Recorded data
──────

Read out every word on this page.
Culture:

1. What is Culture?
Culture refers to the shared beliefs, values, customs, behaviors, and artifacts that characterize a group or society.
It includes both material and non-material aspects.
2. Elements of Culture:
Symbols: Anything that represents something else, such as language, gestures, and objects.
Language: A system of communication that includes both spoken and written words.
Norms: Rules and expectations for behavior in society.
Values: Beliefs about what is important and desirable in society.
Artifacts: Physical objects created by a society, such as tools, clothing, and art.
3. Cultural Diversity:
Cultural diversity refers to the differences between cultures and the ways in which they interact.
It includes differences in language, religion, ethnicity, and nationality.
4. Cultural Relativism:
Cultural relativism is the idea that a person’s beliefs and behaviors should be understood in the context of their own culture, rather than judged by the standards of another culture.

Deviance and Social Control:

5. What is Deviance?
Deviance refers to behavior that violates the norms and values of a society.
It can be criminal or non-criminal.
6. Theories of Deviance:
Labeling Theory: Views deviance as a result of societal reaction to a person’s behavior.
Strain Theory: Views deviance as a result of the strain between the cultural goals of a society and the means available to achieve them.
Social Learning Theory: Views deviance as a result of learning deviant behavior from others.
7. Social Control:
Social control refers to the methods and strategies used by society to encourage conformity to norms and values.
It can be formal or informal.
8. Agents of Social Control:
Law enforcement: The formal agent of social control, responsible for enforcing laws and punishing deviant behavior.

──────

*Instructions to follow*
Repeat the data verbatim.

*Reply*
Read out every word on this page.
Culture:

1. What is Culture?
Culture refers to the shared beliefs, values, customs, behaviors, and artifacts that characterize a group or society.
It includes both material and non-material aspects.
2. Elements of Culture:
Symbols: Anything that represents something else, such as language, gestures, and objects.
Language: A system of communication that includes both spoken and written words.
Norms: Rules and expectations for behavior in society.
Values: Beliefs about what is important and desirable in society.
Artifacts: Physical objects created by a society, such as tools, clothing, and art.
3. Cultural Diversity:
Cultural diversity refers to the differences between cultures and the ways in which they interact.
It includes differences in language, religion, ethnicity, and nationality.
4. Cultural Relativism:
Cultural relativism is the idea that a person’s beliefs and behaviors should be understood in the context of their own culture, rather than judged by the standards of another culture.

Deviance and Social Control:

5. What is Deviance?
Deviance refers to behavior that violates the norms and values of a society.
It can be criminal or non-criminal.
6. Theories of Deviance:
Labeling Theory: Views deviance as a result of societal reaction to a person’s behavior.
Strain Theory: Views deviance as a result of the strain between the cultural goals of a society and the means available to achieve them.
Social Learning Theory: Views deviance as a result of learning deviant behavior from others.
7. Social Control:
Social control refers to the methods and strategies used by society to encourage conformity to norms and values.
It can be formal or informal.
8. Agents of Social Control:
Law enforcement: The formal agent of social control, responsible for enforcing laws and punishing deviant behavior.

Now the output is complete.